Directions for this task:
Which lines in the records below contain the word "keyboard"? Copy each of them.

Information shown:
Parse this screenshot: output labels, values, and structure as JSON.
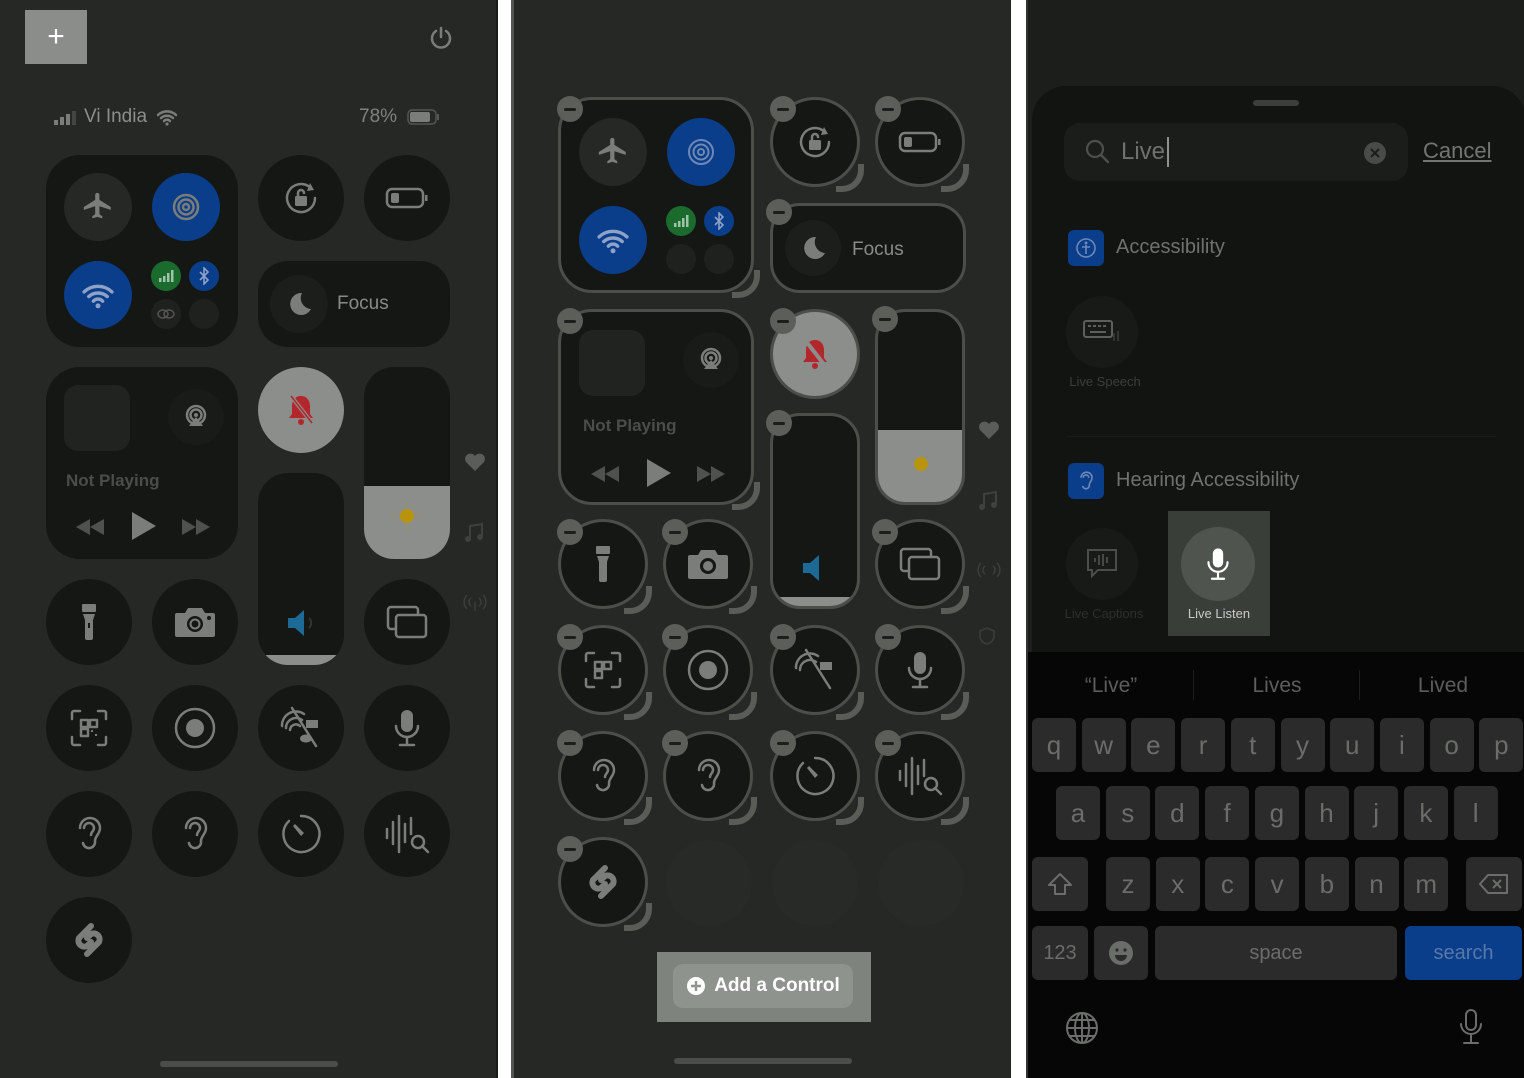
{
  "panel1": {
    "add_button_label": "+",
    "status_bar": {
      "carrier": "Vi India",
      "battery_percent": "78%"
    },
    "focus_label": "Focus",
    "media": {
      "status": "Not Playing"
    },
    "side_icons": [
      "heart-icon",
      "music-note-icon",
      "antenna-icon"
    ],
    "controls": [
      "airplane-mode",
      "airdrop",
      "wifi",
      "cellular",
      "bluetooth",
      "link",
      "vpn",
      "orientation-lock",
      "low-power-mode",
      "focus",
      "silent-mode",
      "brightness",
      "volume",
      "flashlight",
      "camera",
      "screen-mirroring",
      "code-scanner",
      "screen-recording",
      "hide-alert",
      "voice-memo",
      "hearing-1",
      "hearing-2",
      "timer",
      "music-recognition-search",
      "shazam"
    ],
    "brightness_level": 0.38,
    "volume_level": 0.05
  },
  "panel2": {
    "focus_label": "Focus",
    "media": {
      "status": "Not Playing"
    },
    "add_control_label": "Add a Control",
    "side_icons": [
      "heart-icon",
      "music-note-icon",
      "antenna-icon",
      "shield-icon"
    ]
  },
  "panel3": {
    "search": {
      "value": "Live",
      "cancel_label": "Cancel"
    },
    "sections": [
      {
        "title": "Accessibility",
        "items": [
          {
            "label": "Live Speech",
            "icon": "keyboard-speaker-icon"
          }
        ]
      },
      {
        "title": "Hearing Accessibility",
        "items": [
          {
            "label": "Live Captions",
            "icon": "captions-icon"
          },
          {
            "label": "Live Listen",
            "icon": "microphone-icon",
            "highlighted": true
          }
        ]
      }
    ],
    "keyboard": {
      "suggestions": [
        "“Live”",
        "Lives",
        "Lived"
      ],
      "row1": [
        "q",
        "w",
        "e",
        "r",
        "t",
        "y",
        "u",
        "i",
        "o",
        "p"
      ],
      "row2": [
        "a",
        "s",
        "d",
        "f",
        "g",
        "h",
        "j",
        "k",
        "l"
      ],
      "row3": [
        "z",
        "x",
        "c",
        "v",
        "b",
        "n",
        "m"
      ],
      "numbers_label": "123",
      "space_label": "space",
      "search_label": "search"
    }
  },
  "colors": {
    "accent_blue": "#0a3d8a",
    "cellular_green": "#1c6b2e",
    "silent_red": "#b3262b",
    "sun_yellow": "#b8940c",
    "volume_blue": "#1e6a96"
  }
}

Written answer:
            "icon": "keyboard-speaker-icon"
    "keyboard": {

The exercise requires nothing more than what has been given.